Using the listing below, report all lines holding the word "JSON".
───── Task inputs ─────
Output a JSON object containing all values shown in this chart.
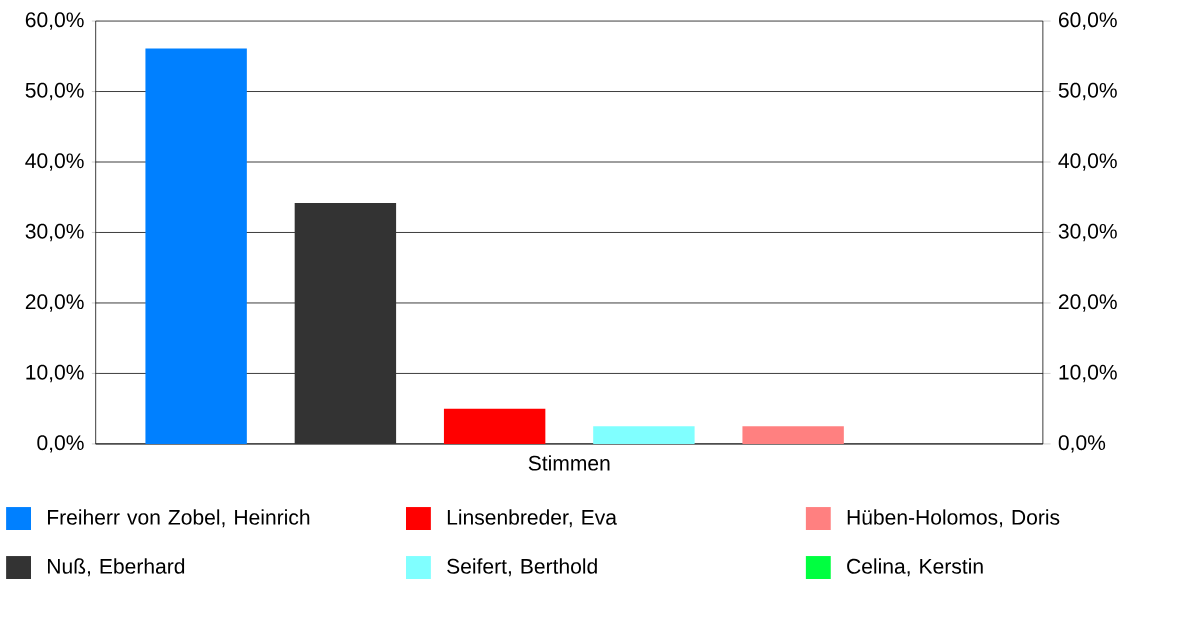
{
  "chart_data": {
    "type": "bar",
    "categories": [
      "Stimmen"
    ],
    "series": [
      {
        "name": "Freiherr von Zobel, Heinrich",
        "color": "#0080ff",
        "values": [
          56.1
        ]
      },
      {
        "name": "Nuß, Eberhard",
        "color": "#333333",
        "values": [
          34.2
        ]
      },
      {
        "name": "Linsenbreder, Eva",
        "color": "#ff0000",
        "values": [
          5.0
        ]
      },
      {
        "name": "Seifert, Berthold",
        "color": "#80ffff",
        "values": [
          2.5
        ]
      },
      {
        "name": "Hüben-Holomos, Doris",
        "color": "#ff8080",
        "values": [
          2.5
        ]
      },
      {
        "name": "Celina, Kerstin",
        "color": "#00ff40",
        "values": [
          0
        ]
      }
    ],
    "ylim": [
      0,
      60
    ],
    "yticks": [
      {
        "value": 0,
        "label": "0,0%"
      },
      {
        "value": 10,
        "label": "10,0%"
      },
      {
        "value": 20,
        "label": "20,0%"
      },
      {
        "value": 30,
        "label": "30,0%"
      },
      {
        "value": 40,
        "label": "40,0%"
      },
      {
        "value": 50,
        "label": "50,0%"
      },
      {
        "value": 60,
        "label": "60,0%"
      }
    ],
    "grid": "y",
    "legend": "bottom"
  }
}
─────
───── Task inputs ─────
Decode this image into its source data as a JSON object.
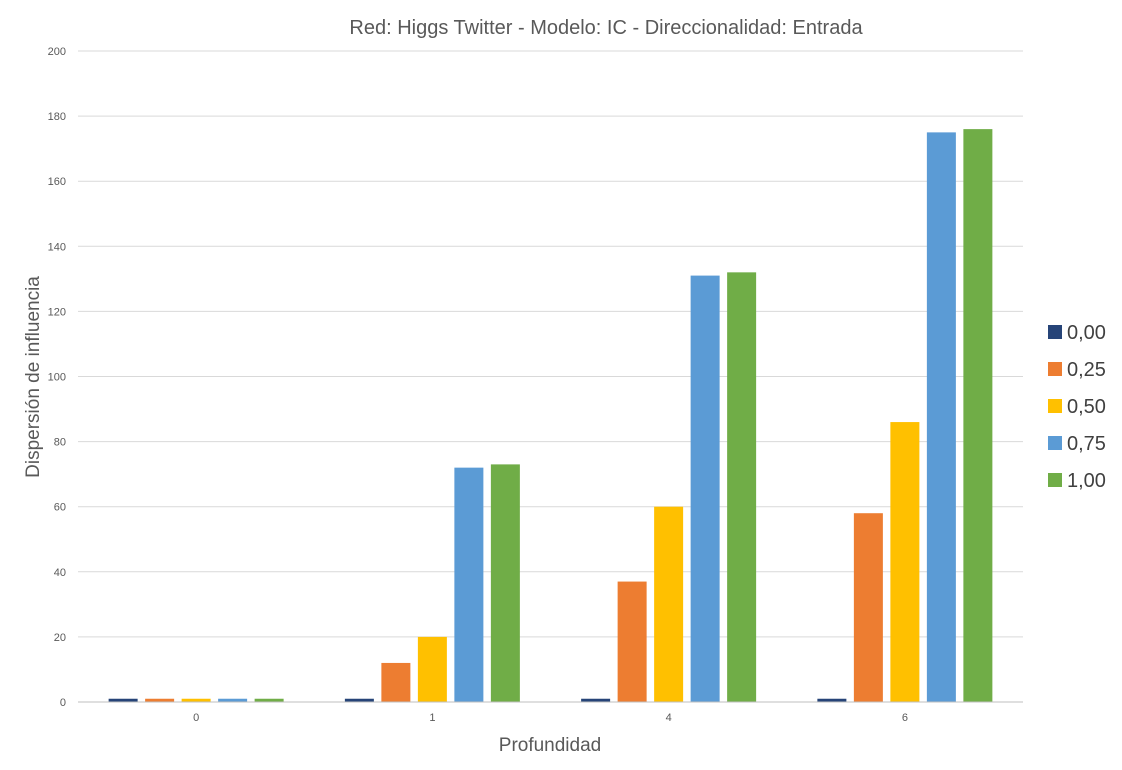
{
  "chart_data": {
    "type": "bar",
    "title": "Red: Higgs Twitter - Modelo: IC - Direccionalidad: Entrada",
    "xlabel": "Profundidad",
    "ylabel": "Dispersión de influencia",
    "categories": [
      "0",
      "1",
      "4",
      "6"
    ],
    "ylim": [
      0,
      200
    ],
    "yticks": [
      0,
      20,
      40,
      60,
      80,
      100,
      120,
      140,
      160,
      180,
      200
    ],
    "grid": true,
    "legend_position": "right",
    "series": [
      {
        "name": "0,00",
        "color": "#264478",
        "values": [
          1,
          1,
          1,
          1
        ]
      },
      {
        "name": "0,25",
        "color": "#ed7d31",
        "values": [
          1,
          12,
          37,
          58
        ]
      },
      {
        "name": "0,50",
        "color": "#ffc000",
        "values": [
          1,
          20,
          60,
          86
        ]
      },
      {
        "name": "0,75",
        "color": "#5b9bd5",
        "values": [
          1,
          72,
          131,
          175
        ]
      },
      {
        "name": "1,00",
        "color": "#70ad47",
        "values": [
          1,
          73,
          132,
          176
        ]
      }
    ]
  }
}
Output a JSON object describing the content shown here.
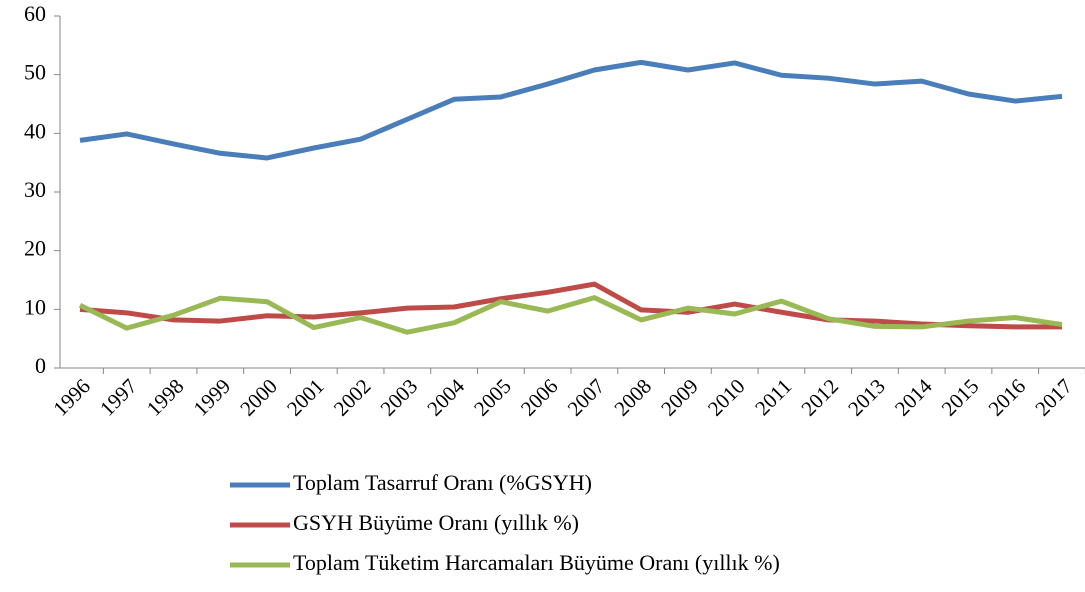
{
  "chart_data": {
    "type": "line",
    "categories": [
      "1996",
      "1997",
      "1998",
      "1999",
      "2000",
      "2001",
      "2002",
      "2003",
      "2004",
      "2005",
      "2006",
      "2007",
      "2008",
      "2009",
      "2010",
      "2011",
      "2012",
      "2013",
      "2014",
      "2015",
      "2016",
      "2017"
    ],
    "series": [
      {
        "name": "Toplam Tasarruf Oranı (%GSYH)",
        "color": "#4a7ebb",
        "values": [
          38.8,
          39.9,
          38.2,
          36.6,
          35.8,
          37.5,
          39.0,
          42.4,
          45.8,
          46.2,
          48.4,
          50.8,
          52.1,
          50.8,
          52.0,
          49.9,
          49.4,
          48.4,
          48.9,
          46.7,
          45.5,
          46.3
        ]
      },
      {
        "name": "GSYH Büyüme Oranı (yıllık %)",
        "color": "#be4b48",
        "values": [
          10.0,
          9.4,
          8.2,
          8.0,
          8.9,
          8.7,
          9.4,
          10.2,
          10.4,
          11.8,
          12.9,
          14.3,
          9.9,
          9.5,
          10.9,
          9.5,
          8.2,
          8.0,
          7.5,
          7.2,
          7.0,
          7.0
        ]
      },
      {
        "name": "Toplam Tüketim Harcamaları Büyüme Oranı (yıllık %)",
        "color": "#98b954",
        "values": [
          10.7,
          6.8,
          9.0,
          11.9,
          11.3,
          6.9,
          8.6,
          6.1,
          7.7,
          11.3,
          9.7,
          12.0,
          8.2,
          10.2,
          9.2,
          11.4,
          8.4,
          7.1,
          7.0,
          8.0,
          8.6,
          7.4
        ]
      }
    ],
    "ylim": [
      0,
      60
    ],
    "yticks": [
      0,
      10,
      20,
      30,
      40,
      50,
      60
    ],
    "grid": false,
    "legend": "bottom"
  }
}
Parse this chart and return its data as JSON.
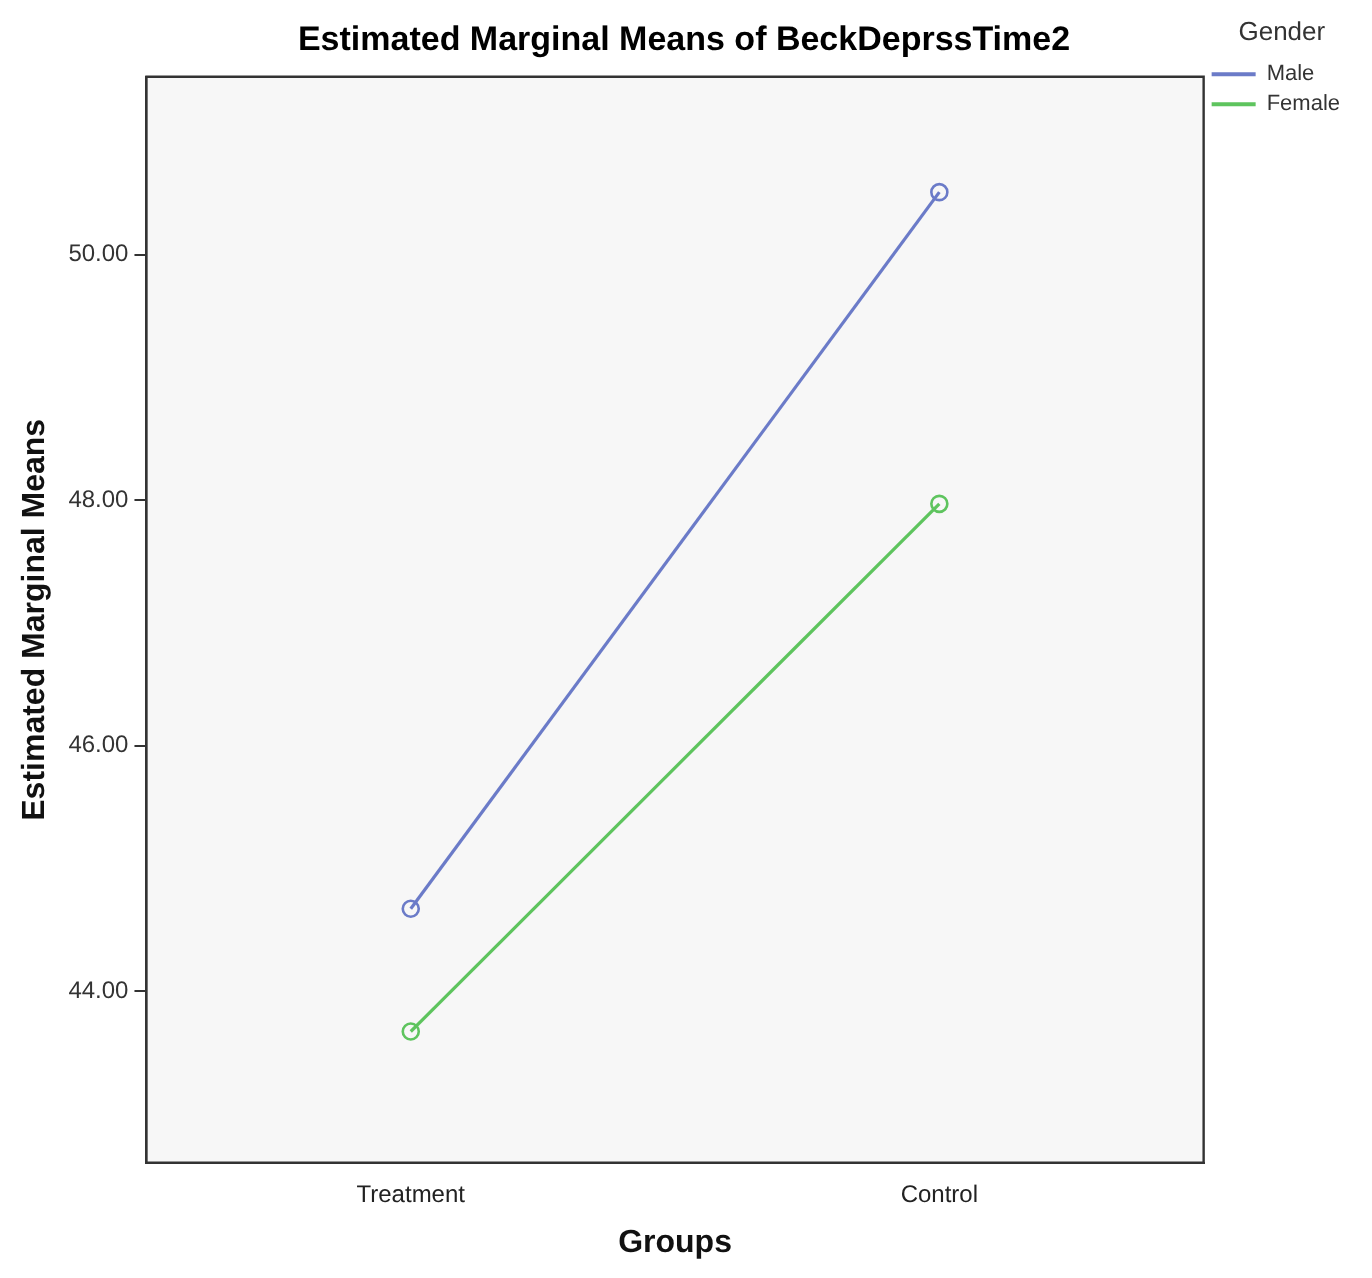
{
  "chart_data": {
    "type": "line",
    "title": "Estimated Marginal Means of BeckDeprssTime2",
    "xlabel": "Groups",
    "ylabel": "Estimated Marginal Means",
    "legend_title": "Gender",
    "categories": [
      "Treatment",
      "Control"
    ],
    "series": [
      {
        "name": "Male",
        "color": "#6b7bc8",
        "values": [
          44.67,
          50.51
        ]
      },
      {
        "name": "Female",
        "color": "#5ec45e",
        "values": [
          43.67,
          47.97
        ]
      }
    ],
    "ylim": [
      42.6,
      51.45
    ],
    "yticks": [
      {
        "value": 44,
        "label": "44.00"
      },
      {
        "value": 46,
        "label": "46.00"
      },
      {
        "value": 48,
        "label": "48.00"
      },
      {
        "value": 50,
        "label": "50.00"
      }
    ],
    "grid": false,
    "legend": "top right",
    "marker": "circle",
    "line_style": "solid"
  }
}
─────
## Exercise answer
Output a JSON object containing all values shown in this chart.
Decode this image into its source data as a JSON object.
Output a JSON object describing the content shown here.
Parse this chart and return its data as JSON.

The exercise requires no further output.